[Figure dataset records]
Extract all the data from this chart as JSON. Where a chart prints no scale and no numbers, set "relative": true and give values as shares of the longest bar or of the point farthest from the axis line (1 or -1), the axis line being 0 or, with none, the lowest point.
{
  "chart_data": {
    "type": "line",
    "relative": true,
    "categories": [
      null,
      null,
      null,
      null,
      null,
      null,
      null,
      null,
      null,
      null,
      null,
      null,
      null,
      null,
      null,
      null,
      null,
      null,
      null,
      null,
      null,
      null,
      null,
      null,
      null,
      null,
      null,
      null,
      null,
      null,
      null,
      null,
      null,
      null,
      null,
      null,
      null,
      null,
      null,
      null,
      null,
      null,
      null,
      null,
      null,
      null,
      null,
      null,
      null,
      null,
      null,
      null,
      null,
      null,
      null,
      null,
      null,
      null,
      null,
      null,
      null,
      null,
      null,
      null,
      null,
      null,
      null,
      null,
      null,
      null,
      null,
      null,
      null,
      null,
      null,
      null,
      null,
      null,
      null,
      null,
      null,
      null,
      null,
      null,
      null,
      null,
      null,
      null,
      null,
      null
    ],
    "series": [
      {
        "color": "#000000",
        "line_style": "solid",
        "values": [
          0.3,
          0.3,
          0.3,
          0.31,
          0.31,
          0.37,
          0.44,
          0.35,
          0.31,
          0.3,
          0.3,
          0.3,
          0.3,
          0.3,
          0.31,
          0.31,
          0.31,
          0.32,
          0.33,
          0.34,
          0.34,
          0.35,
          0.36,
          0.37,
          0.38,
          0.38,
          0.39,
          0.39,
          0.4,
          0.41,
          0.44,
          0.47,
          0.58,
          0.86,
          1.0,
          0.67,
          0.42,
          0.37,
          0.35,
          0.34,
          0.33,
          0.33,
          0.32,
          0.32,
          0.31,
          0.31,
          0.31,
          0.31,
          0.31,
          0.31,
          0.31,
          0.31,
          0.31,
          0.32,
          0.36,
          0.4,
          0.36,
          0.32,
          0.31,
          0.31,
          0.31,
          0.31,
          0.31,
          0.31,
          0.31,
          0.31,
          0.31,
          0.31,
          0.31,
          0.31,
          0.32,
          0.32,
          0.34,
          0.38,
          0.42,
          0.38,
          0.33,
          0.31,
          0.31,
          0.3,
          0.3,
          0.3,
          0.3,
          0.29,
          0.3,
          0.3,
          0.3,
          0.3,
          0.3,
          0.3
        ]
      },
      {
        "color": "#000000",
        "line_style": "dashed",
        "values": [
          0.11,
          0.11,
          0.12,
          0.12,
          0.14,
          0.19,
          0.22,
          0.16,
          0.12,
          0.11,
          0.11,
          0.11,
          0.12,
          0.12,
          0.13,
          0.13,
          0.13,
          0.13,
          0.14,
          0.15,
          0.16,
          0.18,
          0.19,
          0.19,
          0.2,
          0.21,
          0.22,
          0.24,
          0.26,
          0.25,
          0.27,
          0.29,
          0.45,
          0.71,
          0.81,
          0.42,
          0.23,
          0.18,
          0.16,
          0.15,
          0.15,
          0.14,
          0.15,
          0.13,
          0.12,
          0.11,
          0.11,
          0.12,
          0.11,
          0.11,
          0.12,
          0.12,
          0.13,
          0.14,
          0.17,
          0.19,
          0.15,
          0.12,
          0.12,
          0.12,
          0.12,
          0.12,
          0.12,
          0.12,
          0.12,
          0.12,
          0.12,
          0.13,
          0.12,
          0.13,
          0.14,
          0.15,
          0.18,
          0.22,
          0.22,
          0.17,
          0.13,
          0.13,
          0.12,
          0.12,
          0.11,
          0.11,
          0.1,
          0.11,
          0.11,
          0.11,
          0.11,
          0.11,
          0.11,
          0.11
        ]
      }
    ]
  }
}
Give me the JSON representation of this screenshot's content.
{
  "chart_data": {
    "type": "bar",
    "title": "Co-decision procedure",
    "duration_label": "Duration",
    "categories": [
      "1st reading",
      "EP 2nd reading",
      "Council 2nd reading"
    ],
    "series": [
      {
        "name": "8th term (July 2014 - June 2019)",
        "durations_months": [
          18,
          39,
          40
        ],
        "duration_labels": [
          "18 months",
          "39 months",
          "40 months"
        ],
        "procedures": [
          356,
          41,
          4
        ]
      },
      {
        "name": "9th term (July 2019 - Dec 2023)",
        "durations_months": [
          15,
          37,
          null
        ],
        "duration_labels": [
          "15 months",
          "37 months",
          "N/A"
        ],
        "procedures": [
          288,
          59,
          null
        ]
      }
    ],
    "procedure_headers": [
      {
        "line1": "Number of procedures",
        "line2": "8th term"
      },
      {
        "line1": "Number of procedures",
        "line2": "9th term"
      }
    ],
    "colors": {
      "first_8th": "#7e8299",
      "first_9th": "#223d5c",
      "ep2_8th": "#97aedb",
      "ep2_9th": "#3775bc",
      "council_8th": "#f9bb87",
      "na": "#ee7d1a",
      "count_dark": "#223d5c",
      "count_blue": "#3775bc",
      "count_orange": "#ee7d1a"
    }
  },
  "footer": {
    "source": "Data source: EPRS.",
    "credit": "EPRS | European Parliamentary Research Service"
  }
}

• Instructions to follow
Reproduce the entries above in full by retyping them exactly.

• Full answer
Extract all the data from this chart as JSON. Where a chart prints no scale and no numbers, set "relative": true and give values as shares of the longest bar or of the point farthest from the axis line (1 or -1), the axis line being 0 or, with none, the lowest point.
{
  "chart_data": {
    "type": "line",
    "relative": true,
    "categories": [
      null,
      null,
      null,
      null,
      null,
      null,
      null,
      null,
      null,
      null,
      null,
      null,
      null,
      null,
      null,
      null,
      null,
      null,
      null,
      null,
      null,
      null,
      null,
      null,
      null,
      null,
      null,
      null,
      null,
      null,
      null,
      null,
      null,
      null,
      null,
      null,
      null,
      null,
      null,
      null,
      null,
      null,
      null,
      null,
      null,
      null,
      null,
      null,
      null,
      null,
      null,
      null,
      null,
      null,
      null,
      null,
      null,
      null,
      null,
      null,
      null,
      null,
      null,
      null,
      null,
      null,
      null,
      null,
      null,
      null,
      null,
      null,
      null,
      null,
      null,
      null,
      null,
      null,
      null,
      null,
      null,
      null,
      null,
      null,
      null,
      null,
      null,
      null,
      null,
      null
    ],
    "series": [
      {
        "color": "#000000",
        "line_style": "solid",
        "values": [
          0.3,
          0.3,
          0.3,
          0.31,
          0.31,
          0.37,
          0.44,
          0.35,
          0.31,
          0.3,
          0.3,
          0.3,
          0.3,
          0.3,
          0.31,
          0.31,
          0.31,
          0.32,
          0.33,
          0.34,
          0.34,
          0.35,
          0.36,
          0.37,
          0.38,
          0.38,
          0.39,
          0.39,
          0.4,
          0.41,
          0.44,
          0.47,
          0.58,
          0.86,
          1.0,
          0.67,
          0.42,
          0.37,
          0.35,
          0.34,
          0.33,
          0.33,
          0.32,
          0.32,
          0.31,
          0.31,
          0.31,
          0.31,
          0.31,
          0.31,
          0.31,
          0.31,
          0.31,
          0.32,
          0.36,
          0.4,
          0.36,
          0.32,
          0.31,
          0.31,
          0.31,
          0.31,
          0.31,
          0.31,
          0.31,
          0.31,
          0.31,
          0.31,
          0.31,
          0.31,
          0.32,
          0.32,
          0.34,
          0.38,
          0.42,
          0.38,
          0.33,
          0.31,
          0.31,
          0.3,
          0.3,
          0.3,
          0.3,
          0.29,
          0.3,
          0.3,
          0.3,
          0.3,
          0.3,
          0.3
        ]
      },
      {
        "color": "#000000",
        "line_style": "dashed",
        "values": [
          0.11,
          0.11,
          0.12,
          0.12,
          0.14,
          0.19,
          0.22,
          0.16,
          0.12,
          0.11,
          0.11,
          0.11,
          0.12,
          0.12,
          0.13,
          0.13,
          0.13,
          0.13,
          0.14,
          0.15,
          0.16,
          0.18,
          0.19,
          0.19,
          0.2,
          0.21,
          0.22,
          0.24,
          0.26,
          0.25,
          0.27,
          0.29,
          0.45,
          0.71,
          0.81,
          0.42,
          0.23,
          0.18,
          0.16,
          0.15,
          0.15,
          0.14,
          0.15,
          0.13,
          0.12,
          0.11,
          0.11,
          0.12,
          0.11,
          0.11,
          0.12,
          0.12,
          0.13,
          0.14,
          0.17,
          0.19,
          0.15,
          0.12,
          0.12,
          0.12,
          0.12,
          0.12,
          0.12,
          0.12,
          0.12,
          0.12,
          0.12,
          0.13,
          0.12,
          0.13,
          0.14,
          0.15,
          0.18,
          0.22,
          0.22,
          0.17,
          0.13,
          0.13,
          0.12,
          0.12,
          0.11,
          0.11,
          0.1,
          0.11,
          0.11,
          0.11,
          0.11,
          0.11,
          0.11,
          0.11
        ]
      }
    ]
  }
}
Give me the JSON representation of this screenshot's content.
{
  "chart_data": {
    "type": "bar",
    "title": "Co-decision procedure",
    "duration_label": "Duration",
    "categories": [
      "1st reading",
      "EP 2nd reading",
      "Council 2nd reading"
    ],
    "series": [
      {
        "name": "8th term (July 2014 - June 2019)",
        "durations_months": [
          18,
          39,
          40
        ],
        "duration_labels": [
          "18 months",
          "39 months",
          "40 months"
        ],
        "procedures": [
          356,
          41,
          4
        ]
      },
      {
        "name": "9th term (July 2019 - Dec 2023)",
        "durations_months": [
          15,
          37,
          null
        ],
        "duration_labels": [
          "15 months",
          "37 months",
          "N/A"
        ],
        "procedures": [
          288,
          59,
          null
        ]
      }
    ],
    "procedure_headers": [
      {
        "line1": "Number of procedures",
        "line2": "8th term"
      },
      {
        "line1": "Number of procedures",
        "line2": "9th term"
      }
    ],
    "colors": {
      "first_8th": "#7e8299",
      "first_9th": "#223d5c",
      "ep2_8th": "#97aedb",
      "ep2_9th": "#3775bc",
      "council_8th": "#f9bb87",
      "na": "#ee7d1a",
      "count_dark": "#223d5c",
      "count_blue": "#3775bc",
      "count_orange": "#ee7d1a"
    }
  },
  "footer": {
    "source": "Data source: EPRS.",
    "credit": "EPRS | European Parliamentary Research Service"
  }
}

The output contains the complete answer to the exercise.